» Exercise details: Check each line of the records below for the word "годъ" and copy those where it appears.
#### Exercise input
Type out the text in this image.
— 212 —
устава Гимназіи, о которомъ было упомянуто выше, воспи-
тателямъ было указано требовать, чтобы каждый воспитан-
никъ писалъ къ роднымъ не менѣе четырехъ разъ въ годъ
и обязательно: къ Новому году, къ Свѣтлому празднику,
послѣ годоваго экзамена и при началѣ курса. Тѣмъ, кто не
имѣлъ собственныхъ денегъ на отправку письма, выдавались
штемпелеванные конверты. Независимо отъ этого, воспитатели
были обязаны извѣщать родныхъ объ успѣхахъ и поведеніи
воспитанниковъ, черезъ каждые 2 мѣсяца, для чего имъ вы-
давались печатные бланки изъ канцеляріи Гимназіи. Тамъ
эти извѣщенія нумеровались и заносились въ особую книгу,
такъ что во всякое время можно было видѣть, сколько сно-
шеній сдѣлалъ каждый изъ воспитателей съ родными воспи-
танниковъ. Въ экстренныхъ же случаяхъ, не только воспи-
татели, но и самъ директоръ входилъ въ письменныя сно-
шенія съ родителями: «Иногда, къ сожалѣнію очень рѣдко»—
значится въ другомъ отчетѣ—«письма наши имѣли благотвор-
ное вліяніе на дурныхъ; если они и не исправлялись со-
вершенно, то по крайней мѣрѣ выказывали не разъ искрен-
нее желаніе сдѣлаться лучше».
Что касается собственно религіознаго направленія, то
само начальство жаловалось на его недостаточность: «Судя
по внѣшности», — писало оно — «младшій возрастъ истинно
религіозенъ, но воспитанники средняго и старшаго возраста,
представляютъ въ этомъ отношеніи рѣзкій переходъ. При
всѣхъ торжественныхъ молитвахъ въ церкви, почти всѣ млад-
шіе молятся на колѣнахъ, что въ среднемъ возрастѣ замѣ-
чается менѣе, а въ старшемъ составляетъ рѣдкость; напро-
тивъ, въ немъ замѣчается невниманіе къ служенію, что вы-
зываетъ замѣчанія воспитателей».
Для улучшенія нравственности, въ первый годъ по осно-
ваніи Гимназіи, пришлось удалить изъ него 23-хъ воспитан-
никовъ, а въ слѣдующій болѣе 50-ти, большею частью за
########
» Completed exercise:
никъ писалъ къ роднымъ не менѣе четырехъ разъ въ годъ
Для улучшенія нравственности, въ первый годъ по осно-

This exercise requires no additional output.